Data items

^^^^^^^^

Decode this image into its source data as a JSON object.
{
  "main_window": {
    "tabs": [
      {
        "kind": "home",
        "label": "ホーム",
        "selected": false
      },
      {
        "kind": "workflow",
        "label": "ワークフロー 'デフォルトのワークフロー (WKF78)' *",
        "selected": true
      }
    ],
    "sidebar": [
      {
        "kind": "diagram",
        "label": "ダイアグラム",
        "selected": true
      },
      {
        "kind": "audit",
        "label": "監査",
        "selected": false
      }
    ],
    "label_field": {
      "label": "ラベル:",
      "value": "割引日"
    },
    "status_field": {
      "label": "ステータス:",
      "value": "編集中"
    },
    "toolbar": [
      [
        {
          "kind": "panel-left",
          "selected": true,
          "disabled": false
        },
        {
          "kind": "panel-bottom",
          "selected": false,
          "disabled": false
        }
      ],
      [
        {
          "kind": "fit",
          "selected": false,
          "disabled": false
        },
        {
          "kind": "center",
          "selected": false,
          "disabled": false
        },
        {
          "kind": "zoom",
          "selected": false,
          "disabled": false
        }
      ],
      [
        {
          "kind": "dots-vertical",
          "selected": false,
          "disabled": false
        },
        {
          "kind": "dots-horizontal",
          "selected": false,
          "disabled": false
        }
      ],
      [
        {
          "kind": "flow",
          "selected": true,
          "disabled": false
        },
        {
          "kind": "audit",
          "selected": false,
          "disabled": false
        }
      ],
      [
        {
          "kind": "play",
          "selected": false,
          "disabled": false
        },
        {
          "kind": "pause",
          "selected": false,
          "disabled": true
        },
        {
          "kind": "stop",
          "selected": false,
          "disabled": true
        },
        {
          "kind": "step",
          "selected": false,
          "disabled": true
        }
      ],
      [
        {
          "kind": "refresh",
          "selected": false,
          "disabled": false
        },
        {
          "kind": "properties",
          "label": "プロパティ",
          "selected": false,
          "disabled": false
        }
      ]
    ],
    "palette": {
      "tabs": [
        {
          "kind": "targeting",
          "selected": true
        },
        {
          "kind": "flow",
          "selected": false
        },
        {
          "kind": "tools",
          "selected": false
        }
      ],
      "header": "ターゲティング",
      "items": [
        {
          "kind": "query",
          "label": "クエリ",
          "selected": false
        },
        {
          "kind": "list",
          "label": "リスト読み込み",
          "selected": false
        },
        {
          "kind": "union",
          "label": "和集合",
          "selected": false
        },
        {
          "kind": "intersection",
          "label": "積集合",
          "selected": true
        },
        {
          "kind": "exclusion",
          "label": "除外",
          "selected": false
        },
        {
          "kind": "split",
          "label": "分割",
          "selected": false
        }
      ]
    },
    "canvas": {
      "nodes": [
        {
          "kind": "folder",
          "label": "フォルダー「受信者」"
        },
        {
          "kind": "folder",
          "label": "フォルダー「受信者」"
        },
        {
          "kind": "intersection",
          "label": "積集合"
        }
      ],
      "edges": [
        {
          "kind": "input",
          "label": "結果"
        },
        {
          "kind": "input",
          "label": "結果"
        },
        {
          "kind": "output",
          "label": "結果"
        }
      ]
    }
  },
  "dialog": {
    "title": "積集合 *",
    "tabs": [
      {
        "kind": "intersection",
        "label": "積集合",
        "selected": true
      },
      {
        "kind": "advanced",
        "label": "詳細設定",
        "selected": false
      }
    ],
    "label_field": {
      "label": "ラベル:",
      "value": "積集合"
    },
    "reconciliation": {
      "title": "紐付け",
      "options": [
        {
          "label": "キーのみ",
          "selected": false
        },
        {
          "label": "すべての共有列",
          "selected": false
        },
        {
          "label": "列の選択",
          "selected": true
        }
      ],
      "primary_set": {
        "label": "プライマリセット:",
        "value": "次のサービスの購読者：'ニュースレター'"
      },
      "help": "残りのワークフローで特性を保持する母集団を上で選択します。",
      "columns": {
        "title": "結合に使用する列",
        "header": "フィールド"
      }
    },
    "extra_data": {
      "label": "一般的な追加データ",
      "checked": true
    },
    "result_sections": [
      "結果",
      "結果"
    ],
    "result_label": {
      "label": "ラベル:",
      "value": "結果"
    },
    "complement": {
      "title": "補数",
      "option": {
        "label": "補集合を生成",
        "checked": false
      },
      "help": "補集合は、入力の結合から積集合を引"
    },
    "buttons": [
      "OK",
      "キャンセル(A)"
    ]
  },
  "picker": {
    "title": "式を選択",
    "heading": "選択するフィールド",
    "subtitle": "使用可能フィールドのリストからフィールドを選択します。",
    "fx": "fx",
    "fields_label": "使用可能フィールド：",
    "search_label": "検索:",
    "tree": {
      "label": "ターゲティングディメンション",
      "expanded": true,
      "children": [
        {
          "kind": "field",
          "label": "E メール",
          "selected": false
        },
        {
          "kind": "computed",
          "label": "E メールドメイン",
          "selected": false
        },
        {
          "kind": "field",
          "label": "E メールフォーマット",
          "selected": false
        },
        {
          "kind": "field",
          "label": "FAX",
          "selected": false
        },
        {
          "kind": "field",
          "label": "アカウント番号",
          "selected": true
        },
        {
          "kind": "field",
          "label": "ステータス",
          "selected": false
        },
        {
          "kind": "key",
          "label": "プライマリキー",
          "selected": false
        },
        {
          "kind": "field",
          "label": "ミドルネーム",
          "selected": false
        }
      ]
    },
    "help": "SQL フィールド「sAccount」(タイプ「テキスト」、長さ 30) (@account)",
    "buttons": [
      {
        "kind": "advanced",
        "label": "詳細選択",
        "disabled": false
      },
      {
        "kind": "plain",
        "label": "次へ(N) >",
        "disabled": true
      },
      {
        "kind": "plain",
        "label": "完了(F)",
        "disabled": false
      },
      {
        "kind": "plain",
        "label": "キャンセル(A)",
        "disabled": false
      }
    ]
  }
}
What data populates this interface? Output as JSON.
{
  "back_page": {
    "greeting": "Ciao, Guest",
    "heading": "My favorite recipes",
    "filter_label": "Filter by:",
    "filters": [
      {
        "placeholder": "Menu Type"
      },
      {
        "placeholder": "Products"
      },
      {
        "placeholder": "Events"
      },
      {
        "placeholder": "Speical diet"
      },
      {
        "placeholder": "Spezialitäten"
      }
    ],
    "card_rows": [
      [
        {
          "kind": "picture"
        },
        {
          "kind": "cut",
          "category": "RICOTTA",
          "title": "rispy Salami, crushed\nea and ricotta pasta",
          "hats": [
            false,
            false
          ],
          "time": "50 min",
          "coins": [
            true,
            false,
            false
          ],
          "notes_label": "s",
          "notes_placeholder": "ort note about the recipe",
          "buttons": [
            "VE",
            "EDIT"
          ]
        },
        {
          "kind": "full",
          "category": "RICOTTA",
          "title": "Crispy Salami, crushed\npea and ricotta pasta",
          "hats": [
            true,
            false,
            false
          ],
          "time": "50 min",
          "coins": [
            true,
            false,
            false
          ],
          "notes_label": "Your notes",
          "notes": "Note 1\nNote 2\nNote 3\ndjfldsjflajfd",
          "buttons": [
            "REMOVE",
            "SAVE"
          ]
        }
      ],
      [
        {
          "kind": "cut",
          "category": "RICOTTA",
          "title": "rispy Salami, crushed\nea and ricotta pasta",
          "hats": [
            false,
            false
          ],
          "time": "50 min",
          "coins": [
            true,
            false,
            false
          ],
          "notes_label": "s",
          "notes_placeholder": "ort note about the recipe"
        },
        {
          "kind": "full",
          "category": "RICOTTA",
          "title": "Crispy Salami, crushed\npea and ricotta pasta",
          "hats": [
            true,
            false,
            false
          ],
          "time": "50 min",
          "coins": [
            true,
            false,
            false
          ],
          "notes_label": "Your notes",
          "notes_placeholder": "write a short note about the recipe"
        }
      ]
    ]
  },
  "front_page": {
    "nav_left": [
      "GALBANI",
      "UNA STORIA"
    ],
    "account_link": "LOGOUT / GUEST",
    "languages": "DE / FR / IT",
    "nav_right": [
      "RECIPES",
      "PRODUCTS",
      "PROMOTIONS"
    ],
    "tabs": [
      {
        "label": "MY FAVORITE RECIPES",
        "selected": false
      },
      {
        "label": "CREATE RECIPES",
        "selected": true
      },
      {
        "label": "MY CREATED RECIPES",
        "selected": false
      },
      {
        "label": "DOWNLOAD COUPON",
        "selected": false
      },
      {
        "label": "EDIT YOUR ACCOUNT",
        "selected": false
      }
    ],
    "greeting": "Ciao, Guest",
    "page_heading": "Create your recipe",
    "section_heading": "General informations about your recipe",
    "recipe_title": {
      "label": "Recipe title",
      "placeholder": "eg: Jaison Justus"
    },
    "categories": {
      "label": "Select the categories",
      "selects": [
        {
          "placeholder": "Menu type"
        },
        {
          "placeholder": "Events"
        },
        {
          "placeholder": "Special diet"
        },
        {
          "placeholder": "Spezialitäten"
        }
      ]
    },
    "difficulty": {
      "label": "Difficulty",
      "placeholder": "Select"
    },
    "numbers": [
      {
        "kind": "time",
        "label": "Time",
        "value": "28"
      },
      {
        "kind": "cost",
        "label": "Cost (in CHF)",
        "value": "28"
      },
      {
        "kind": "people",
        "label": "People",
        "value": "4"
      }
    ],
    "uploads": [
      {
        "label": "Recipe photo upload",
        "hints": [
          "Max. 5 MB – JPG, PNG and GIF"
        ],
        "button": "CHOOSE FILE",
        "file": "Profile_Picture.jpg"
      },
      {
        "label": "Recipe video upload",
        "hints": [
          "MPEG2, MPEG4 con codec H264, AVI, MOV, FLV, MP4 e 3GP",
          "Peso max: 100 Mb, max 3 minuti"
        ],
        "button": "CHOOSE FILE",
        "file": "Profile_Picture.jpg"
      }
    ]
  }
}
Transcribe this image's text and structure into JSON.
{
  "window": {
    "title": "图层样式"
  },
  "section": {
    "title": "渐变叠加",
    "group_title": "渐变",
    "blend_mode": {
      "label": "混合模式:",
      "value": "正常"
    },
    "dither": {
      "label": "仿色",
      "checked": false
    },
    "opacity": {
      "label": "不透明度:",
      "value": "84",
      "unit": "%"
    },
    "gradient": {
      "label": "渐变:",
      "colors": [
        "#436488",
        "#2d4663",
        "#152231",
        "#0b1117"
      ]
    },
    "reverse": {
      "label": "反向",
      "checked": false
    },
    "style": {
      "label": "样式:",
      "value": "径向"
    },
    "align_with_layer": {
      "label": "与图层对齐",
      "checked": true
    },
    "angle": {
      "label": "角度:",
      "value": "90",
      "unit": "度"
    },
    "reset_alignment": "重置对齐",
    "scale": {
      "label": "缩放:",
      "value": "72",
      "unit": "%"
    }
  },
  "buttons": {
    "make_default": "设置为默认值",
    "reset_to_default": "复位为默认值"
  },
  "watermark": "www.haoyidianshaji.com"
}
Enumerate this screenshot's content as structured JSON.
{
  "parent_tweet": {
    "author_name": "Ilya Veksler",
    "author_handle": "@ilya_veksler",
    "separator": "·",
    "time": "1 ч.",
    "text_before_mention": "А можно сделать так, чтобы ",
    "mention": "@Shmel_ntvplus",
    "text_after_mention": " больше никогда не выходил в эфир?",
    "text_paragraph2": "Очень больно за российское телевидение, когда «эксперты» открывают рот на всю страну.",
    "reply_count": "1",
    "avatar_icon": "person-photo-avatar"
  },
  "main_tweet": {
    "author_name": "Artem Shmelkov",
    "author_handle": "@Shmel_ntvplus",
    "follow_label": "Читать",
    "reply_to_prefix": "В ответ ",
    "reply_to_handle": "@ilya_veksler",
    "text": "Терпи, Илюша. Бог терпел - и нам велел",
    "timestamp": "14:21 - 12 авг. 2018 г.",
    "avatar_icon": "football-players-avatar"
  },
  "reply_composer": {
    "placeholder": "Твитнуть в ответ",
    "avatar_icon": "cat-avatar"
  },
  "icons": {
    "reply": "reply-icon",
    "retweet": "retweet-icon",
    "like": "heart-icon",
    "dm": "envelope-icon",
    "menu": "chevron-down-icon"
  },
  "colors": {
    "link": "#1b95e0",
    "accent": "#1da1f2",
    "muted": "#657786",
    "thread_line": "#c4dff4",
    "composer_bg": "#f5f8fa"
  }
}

^^^^^^^^

• THE TASK:
In the records above, return only the line that contains "Enumerate this screenshot's" and every line after it through the last, exactly as they appear.

• ANSWER:
Enumerate this screenshot's content as structured JSON.
{
  "parent_tweet": {
    "author_name": "Ilya Veksler",
    "author_handle": "@ilya_veksler",
    "separator": "·",
    "time": "1 ч.",
    "text_before_mention": "А можно сделать так, чтобы ",
    "mention": "@Shmel_ntvplus",
    "text_after_mention": " больше никогда не выходил в эфир?",
    "text_paragraph2": "Очень больно за российское телевидение, когда «эксперты» открывают рот на всю страну.",
    "reply_count": "1",
    "avatar_icon": "person-photo-avatar"
  },
  "main_tweet": {
    "author_name": "Artem Shmelkov",
    "author_handle": "@Shmel_ntvplus",
    "follow_label": "Читать",
    "reply_to_prefix": "В ответ ",
    "reply_to_handle": "@ilya_veksler",
    "text": "Терпи, Илюша. Бог терпел - и нам велел",
    "timestamp": "14:21 - 12 авг. 2018 г.",
    "avatar_icon": "football-players-avatar"
  },
  "reply_composer": {
    "placeholder": "Твитнуть в ответ",
    "avatar_icon": "cat-avatar"
  },
  "icons": {
    "reply": "reply-icon",
    "retweet": "retweet-icon",
    "like": "heart-icon",
    "dm": "envelope-icon",
    "menu": "chevron-down-icon"
  },
  "colors": {
    "link": "#1b95e0",
    "accent": "#1da1f2",
    "muted": "#657786",
    "thread_line": "#c4dff4",
    "composer_bg": "#f5f8fa"
  }
}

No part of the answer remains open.